Each entry below should be echoed exactly, with pictures omitted.

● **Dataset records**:
☆ ☆ ☆ ☆ ☆ ☆ ☆

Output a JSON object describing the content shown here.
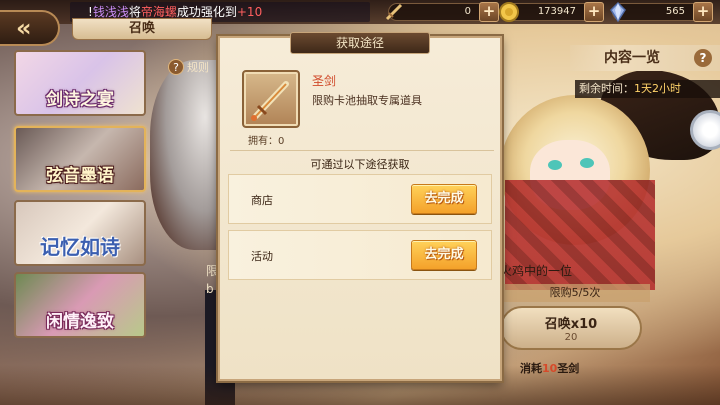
{
  "hud": {
    "marquee": {
      "prefix": "!",
      "player": "钱浅浅",
      "mid": "将",
      "item": "帝海螺",
      "action": "成功强化到",
      "level": "+10"
    },
    "resources": [
      {
        "icon": "sword-icon",
        "value": "0"
      },
      {
        "icon": "gold-coin-icon",
        "value": "173947"
      },
      {
        "icon": "crystal-icon",
        "value": "565"
      }
    ],
    "add_symbol": "+"
  },
  "back_symbol": "«",
  "summon_tab": "召唤",
  "rules_label": "规则",
  "rules_q": "?",
  "banners": [
    {
      "label": "剑诗之宴"
    },
    {
      "label": "弦音墨语"
    },
    {
      "label": "记忆如诗"
    },
    {
      "label": "闲情逸致"
    }
  ],
  "right_panel": {
    "content_list": "内容一览",
    "content_q": "?",
    "remaining_label": "剩余时间：",
    "remaining_value": "1天2小时",
    "desc_left_1": "限",
    "desc_left_2": "b",
    "desc_right": "火鸡中的一位",
    "limit": "限购5/5次",
    "summon_button": "召唤x10",
    "summon_sub": "20",
    "cost_prefix": "消耗",
    "cost_amount": "10",
    "cost_item": "圣剑"
  },
  "modal": {
    "title": "获取途径",
    "item_name": "圣剑",
    "item_desc": "限购卡池抽取专属道具",
    "owned_label": "拥有：0",
    "via_label": "可通过以下途径获取",
    "routes": [
      {
        "name": "商店",
        "button": "去完成"
      },
      {
        "name": "活动",
        "button": "去完成"
      }
    ]
  },
  "colors": {
    "go_button": "#f4a12a",
    "item_name": "#d04a2a",
    "dialog_bg": "#f6ecd8"
  }
}
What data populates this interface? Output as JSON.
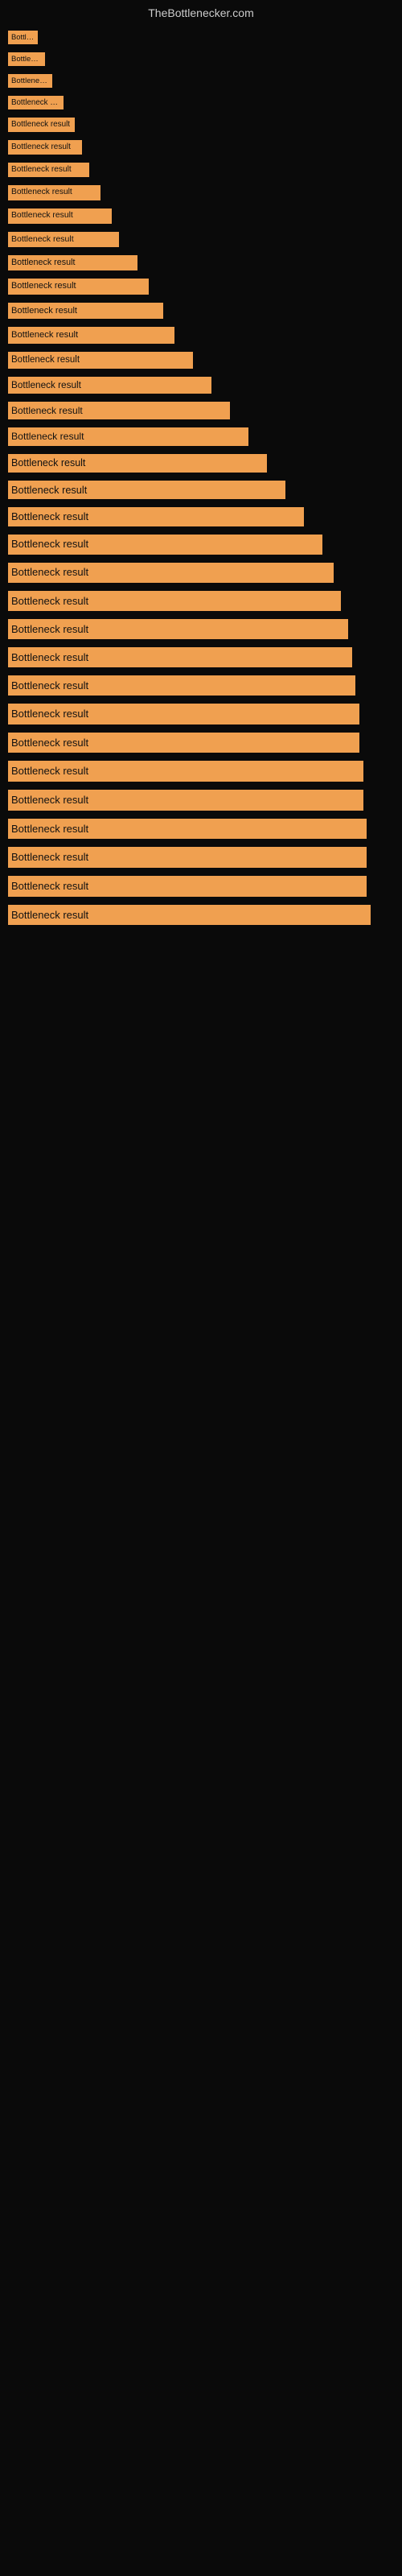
{
  "site": {
    "title": "TheBottlenecker.com"
  },
  "bars": [
    {
      "label": "Bottleneck result",
      "width": 8
    },
    {
      "label": "Bottleneck result",
      "width": 10
    },
    {
      "label": "Bottleneck result",
      "width": 12
    },
    {
      "label": "Bottleneck result",
      "width": 15
    },
    {
      "label": "Bottleneck result",
      "width": 18
    },
    {
      "label": "Bottleneck result",
      "width": 20
    },
    {
      "label": "Bottleneck result",
      "width": 22
    },
    {
      "label": "Bottleneck result",
      "width": 25
    },
    {
      "label": "Bottleneck result",
      "width": 28
    },
    {
      "label": "Bottleneck result",
      "width": 30
    },
    {
      "label": "Bottleneck result",
      "width": 35
    },
    {
      "label": "Bottleneck result",
      "width": 38
    },
    {
      "label": "Bottleneck result",
      "width": 42
    },
    {
      "label": "Bottleneck result",
      "width": 45
    },
    {
      "label": "Bottleneck result",
      "width": 50
    },
    {
      "label": "Bottleneck result",
      "width": 55
    },
    {
      "label": "Bottleneck result",
      "width": 60
    },
    {
      "label": "Bottleneck result",
      "width": 65
    },
    {
      "label": "Bottleneck result",
      "width": 70
    },
    {
      "label": "Bottleneck result",
      "width": 75
    },
    {
      "label": "Bottleneck result",
      "width": 80
    },
    {
      "label": "Bottleneck result",
      "width": 85
    },
    {
      "label": "Bottleneck result",
      "width": 88
    },
    {
      "label": "Bottleneck result",
      "width": 90
    },
    {
      "label": "Bottleneck result",
      "width": 92
    },
    {
      "label": "Bottleneck result",
      "width": 93
    },
    {
      "label": "Bottleneck result",
      "width": 94
    },
    {
      "label": "Bottleneck result",
      "width": 95
    },
    {
      "label": "Bottleneck result",
      "width": 95
    },
    {
      "label": "Bottleneck result",
      "width": 96
    },
    {
      "label": "Bottleneck result",
      "width": 96
    },
    {
      "label": "Bottleneck result",
      "width": 97
    },
    {
      "label": "Bottleneck result",
      "width": 97
    },
    {
      "label": "Bottleneck result",
      "width": 97
    },
    {
      "label": "Bottleneck result",
      "width": 98
    }
  ]
}
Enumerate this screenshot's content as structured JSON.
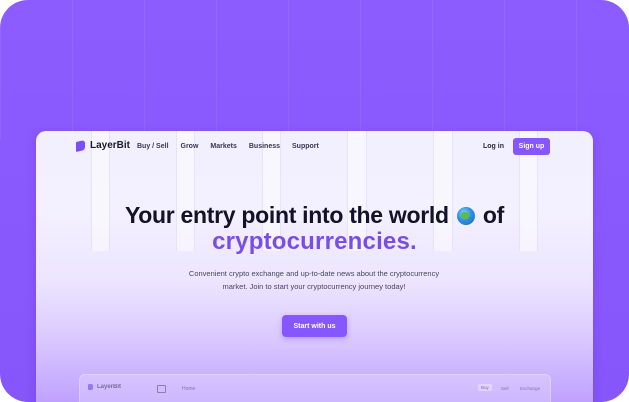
{
  "brand": {
    "name": "LayerBit"
  },
  "nav": {
    "links": [
      "Buy / Sell",
      "Grow",
      "Markets",
      "Business",
      "Support"
    ],
    "login_label": "Log in",
    "signup_label": "Sign up"
  },
  "hero": {
    "line1_before": "Your entry point into the world",
    "line1_after": "of",
    "line2": "cryptocurrencies.",
    "subtitle_line1": "Convenient crypto exchange and up-to-date news about the cryptocurrency",
    "subtitle_line2": "market. Join to start your cryptocurrency journey today!",
    "cta_label": "Start with us"
  },
  "preview": {
    "brand": "LayerBit",
    "home_label": "Home",
    "tabs": [
      "Buy",
      "Sell",
      "Exchange"
    ]
  },
  "icons": {
    "logo": "layerbit-logo-icon",
    "globe": "globe-icon",
    "panel": "sidebar-panel-icon"
  },
  "colors": {
    "accent": "#8657ff",
    "frame_background": "#8d5cff",
    "headline_accent": "#7b4de8",
    "text_dark": "#141229"
  }
}
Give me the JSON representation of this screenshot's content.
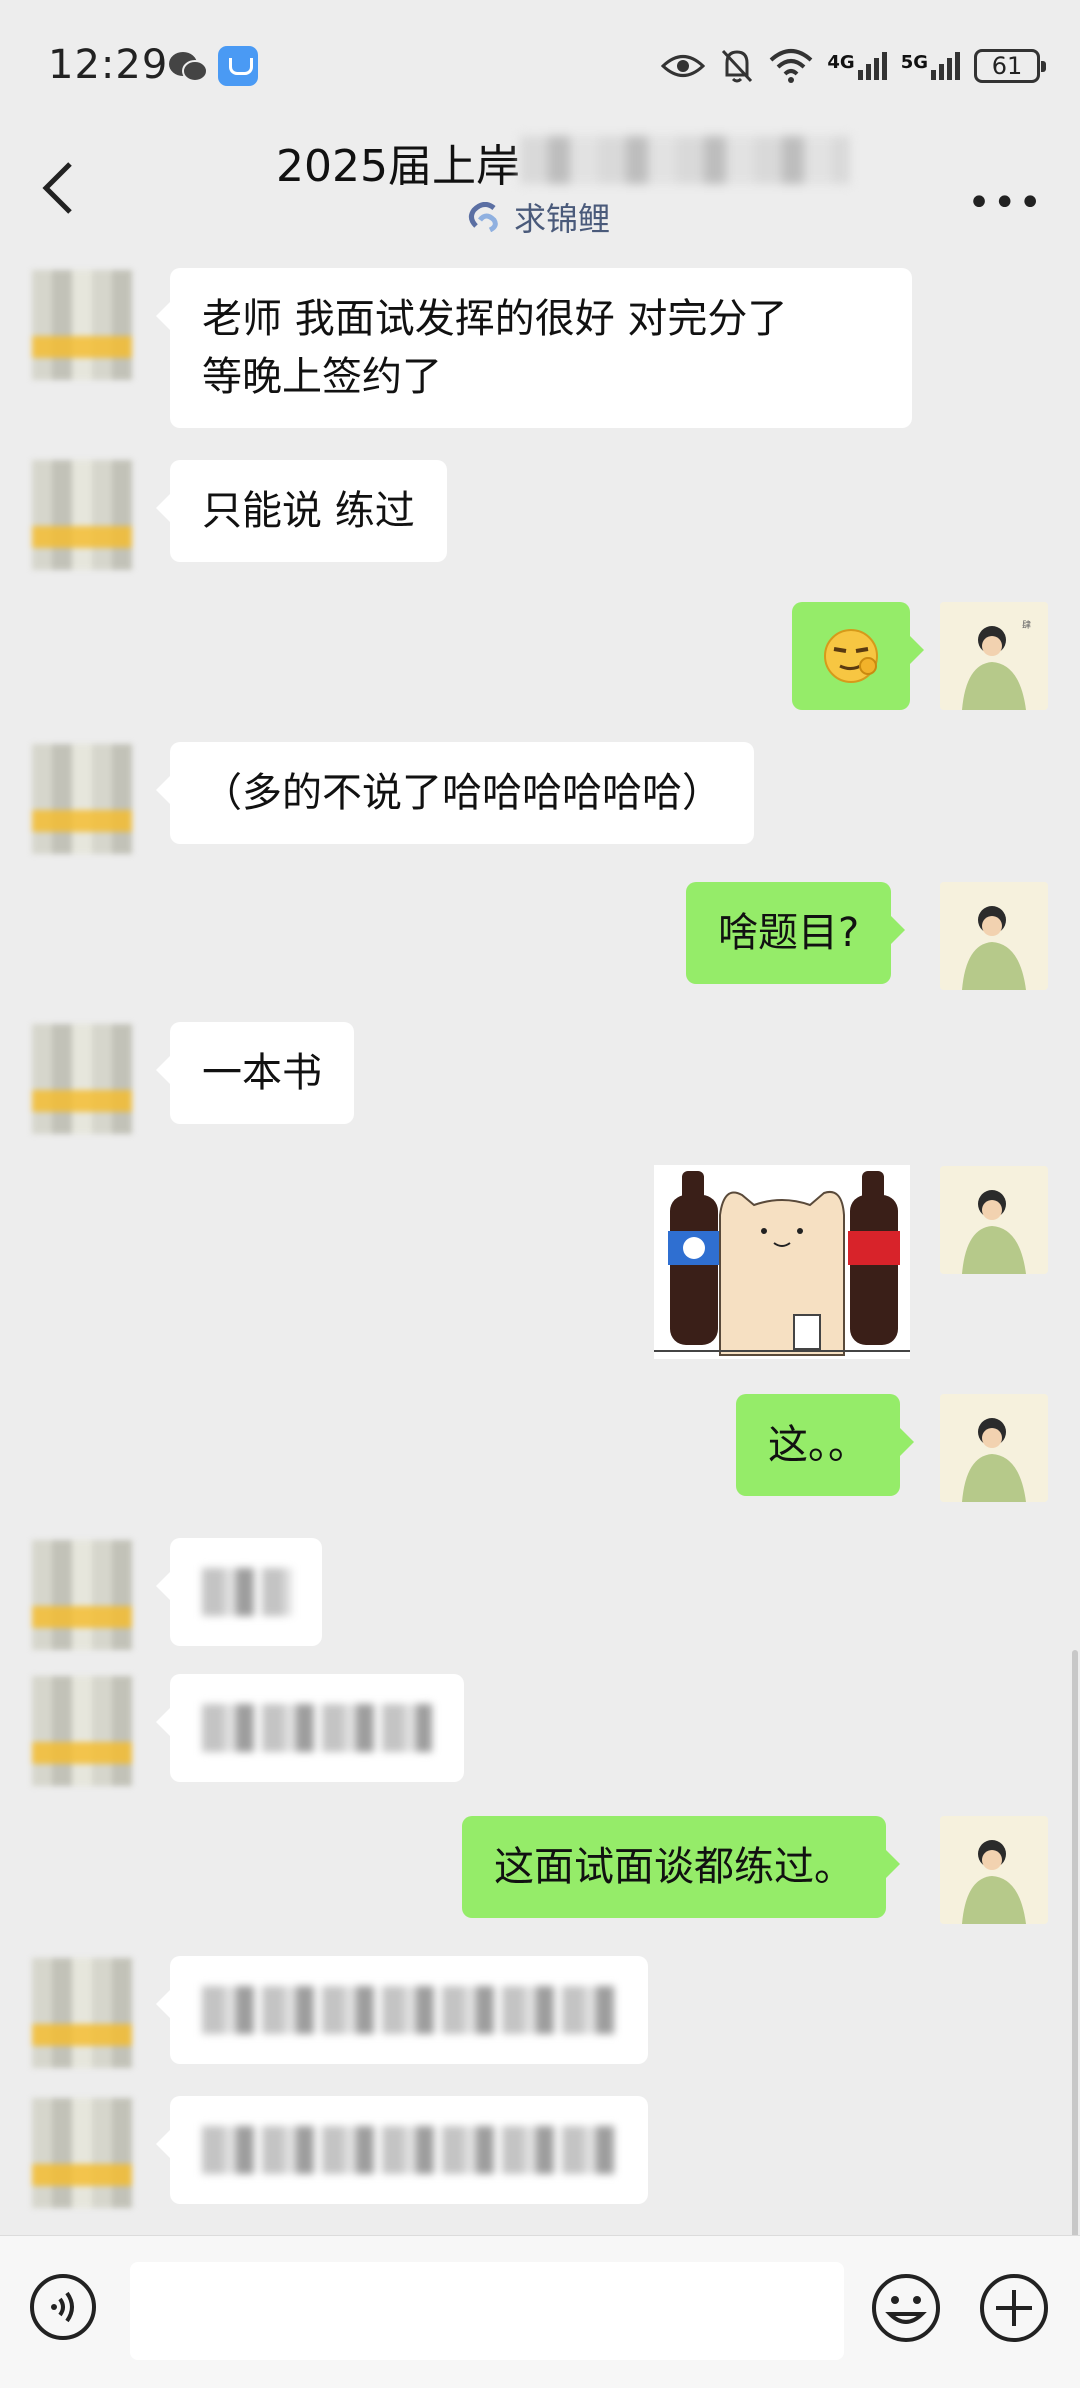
{
  "status_bar": {
    "time": "12:29",
    "network_1": "4G",
    "network_2": "5G",
    "battery": "61"
  },
  "header": {
    "title": "2025届上岸",
    "subtitle": "求锦鲤"
  },
  "messages": [
    {
      "side": "left",
      "lines": [
        "老师 我面试发挥的很好 对完分了",
        "等晚上签约了"
      ]
    },
    {
      "side": "left",
      "text": "只能说 练过"
    },
    {
      "side": "right",
      "type": "emoji",
      "emoji": "smirk-emoji"
    },
    {
      "side": "left",
      "text": "（多的不说了哈哈哈哈哈哈）"
    },
    {
      "side": "right",
      "text": "啥题目?"
    },
    {
      "side": "left",
      "text": "一本书"
    },
    {
      "side": "right",
      "type": "sticker",
      "sticker": "cat-with-cola-bottles-sticker"
    },
    {
      "side": "right",
      "text": "这。。"
    },
    {
      "side": "left",
      "blurred": true
    },
    {
      "side": "left",
      "blurred": true
    },
    {
      "side": "right",
      "text": "这面试面谈都练过。"
    },
    {
      "side": "left",
      "blurred": true
    },
    {
      "side": "left",
      "blurred": true
    }
  ],
  "input_bar": {
    "placeholder": "",
    "icons": [
      "voice-icon",
      "emoji-icon",
      "plus-icon"
    ]
  },
  "colors": {
    "bubble_self": "#95ec69",
    "bubble_other": "#ffffff",
    "background": "#ededed"
  }
}
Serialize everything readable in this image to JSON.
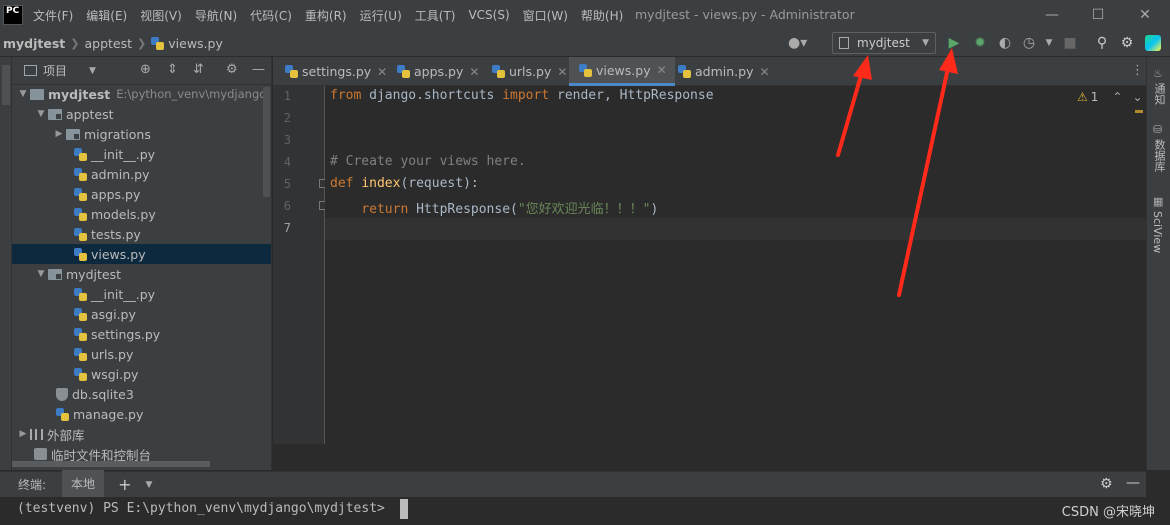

☆ ☆ ☆ ☆ ☆ ☆ ☆

● **Expected answer**:
Output a JSON object describing the content shown here.
{
  "hud": {
    "marquee": {
      "prefix": "!",
      "player": "钱浅浅",
      "mid": "将",
      "item": "帝海螺",
      "action": "成功强化到",
      "level": "+10"
    },
    "resources": [
      {
        "icon": "sword-icon",
        "value": "0"
      },
      {
        "icon": "gold-coin-icon",
        "value": "173947"
      },
      {
        "icon": "crystal-icon",
        "value": "565"
      }
    ],
    "add_symbol": "+"
  },
  "back_symbol": "«",
  "summon_tab": "召唤",
  "rules_label": "规则",
  "rules_q": "?",
  "banners": [
    {
      "label": "剑诗之宴"
    },
    {
      "label": "弦音墨语"
    },
    {
      "label": "记忆如诗"
    },
    {
      "label": "闲情逸致"
    }
  ],
  "right_panel": {
    "content_list": "内容一览",
    "content_q": "?",
    "remaining_label": "剩余时间：",
    "remaining_value": "1天2小时",
    "desc_left_1": "限",
    "desc_left_2": "b",
    "desc_right": "火鸡中的一位",
    "limit": "限购5/5次",
    "summon_button": "召唤x10",
    "summon_sub": "20",
    "cost_prefix": "消耗",
    "cost_amount": "10",
    "cost_item": "圣剑"
  },
  "modal": {
    "title": "获取途径",
    "item_name": "圣剑",
    "item_desc": "限购卡池抽取专属道具",
    "owned_label": "拥有：0",
    "via_label": "可通过以下途径获取",
    "routes": [
      {
        "name": "商店",
        "button": "去完成"
      },
      {
        "name": "活动",
        "button": "去完成"
      }
    ]
  },
  "colors": {
    "go_button": "#f4a12a",
    "item_name": "#d04a2a",
    "dialog_bg": "#f6ecd8"
  }
}
What data populates this interface? Output as JSON.
{
  "site": {
    "title": "TheBottlenecker.com"
  },
  "bars": [
    {
      "label": "Bottleneck result",
      "width": 8
    },
    {
      "label": "Bottleneck result",
      "width": 10
    },
    {
      "label": "Bottleneck result",
      "width": 12
    },
    {
      "label": "Bottleneck result",
      "width": 15
    },
    {
      "label": "Bottleneck result",
      "width": 18
    },
    {
      "label": "Bottleneck result",
      "width": 20
    },
    {
      "label": "Bottleneck result",
      "width": 22
    },
    {
      "label": "Bottleneck result",
      "width": 25
    },
    {
      "label": "Bottleneck result",
      "width": 28
    },
    {
      "label": "Bottleneck result",
      "width": 30
    },
    {
      "label": "Bottleneck result",
      "width": 35
    },
    {
      "label": "Bottleneck result",
      "width": 38
    },
    {
      "label": "Bottleneck result",
      "width": 42
    },
    {
      "label": "Bottleneck result",
      "width": 45
    },
    {
      "label": "Bottleneck result",
      "width": 50
    },
    {
      "label": "Bottleneck result",
      "width": 55
    },
    {
      "label": "Bottleneck result",
      "width": 60
    },
    {
      "label": "Bottleneck result",
      "width": 65
    },
    {
      "label": "Bottleneck result",
      "width": 70
    },
    {
      "label": "Bottleneck result",
      "width": 75
    },
    {
      "label": "Bottleneck result",
      "width": 80
    },
    {
      "label": "Bottleneck result",
      "width": 85
    },
    {
      "label": "Bottleneck result",
      "width": 88
    },
    {
      "label": "Bottleneck result",
      "width": 90
    },
    {
      "label": "Bottleneck result",
      "width": 92
    },
    {
      "label": "Bottleneck result",
      "width": 93
    },
    {
      "label": "Bottleneck result",
      "width": 94
    },
    {
      "label": "Bottleneck result",
      "width": 95
    },
    {
      "label": "Bottleneck result",
      "width": 95
    },
    {
      "label": "Bottleneck result",
      "width": 96
    },
    {
      "label": "Bottleneck result",
      "width": 96
    },
    {
      "label": "Bottleneck result",
      "width": 97
    },
    {
      "label": "Bottleneck result",
      "width": 97
    },
    {
      "label": "Bottleneck result",
      "width": 97
    },
    {
      "label": "Bottleneck result",
      "width": 98
    }
  ]
}
Enumerate this screenshot's content as structured JSON.
{
  "brand": {
    "name": "LayerBit"
  },
  "nav": {
    "links": [
      "Buy / Sell",
      "Grow",
      "Markets",
      "Business",
      "Support"
    ],
    "login_label": "Log in",
    "signup_label": "Sign up"
  },
  "hero": {
    "line1_before": "Your entry point into the world",
    "line1_after": "of",
    "line2": "cryptocurrencies.",
    "subtitle_line1": "Convenient crypto exchange and up-to-date news about the cryptocurrency",
    "subtitle_line2": "market. Join to start your cryptocurrency journey today!",
    "cta_label": "Start with us"
  },
  "preview": {
    "brand": "LayerBit",
    "home_label": "Home",
    "tabs": [
      "Buy",
      "Sell",
      "Exchange"
    ]
  },
  "icons": {
    "logo": "layerbit-logo-icon",
    "globe": "globe-icon",
    "panel": "sidebar-panel-icon"
  },
  "colors": {
    "accent": "#8657ff",
    "frame_background": "#8d5cff",
    "headline_accent": "#7b4de8",
    "text_dark": "#141229"
  }
}
Give me the JSON representation of this screenshot's content.
{
  "status_bar": {
    "time": "12:29",
    "network_1": "4G",
    "network_2": "5G",
    "battery": "61"
  },
  "header": {
    "title": "2025届上岸",
    "subtitle": "求锦鲤"
  },
  "messages": [
    {
      "side": "left",
      "lines": [
        "老师 我面试发挥的很好 对完分了",
        "等晚上签约了"
      ]
    },
    {
      "side": "left",
      "text": "只能说 练过"
    },
    {
      "side": "right",
      "type": "emoji",
      "emoji": "smirk-emoji"
    },
    {
      "side": "left",
      "text": "（多的不说了哈哈哈哈哈哈）"
    },
    {
      "side": "right",
      "text": "啥题目?"
    },
    {
      "side": "left",
      "text": "一本书"
    },
    {
      "side": "right",
      "type": "sticker",
      "sticker": "cat-with-cola-bottles-sticker"
    },
    {
      "side": "right",
      "text": "这。。"
    },
    {
      "side": "left",
      "blurred": true
    },
    {
      "side": "left",
      "blurred": true
    },
    {
      "side": "right",
      "text": "这面试面谈都练过。"
    },
    {
      "side": "left",
      "blurred": true
    },
    {
      "side": "left",
      "blurred": true
    }
  ],
  "input_bar": {
    "placeholder": "",
    "icons": [
      "voice-icon",
      "emoji-icon",
      "plus-icon"
    ]
  },
  "colors": {
    "bubble_self": "#95ec69",
    "bubble_other": "#ffffff",
    "background": "#ededed"
  }
}
Serialize everything readable in this image to JSON.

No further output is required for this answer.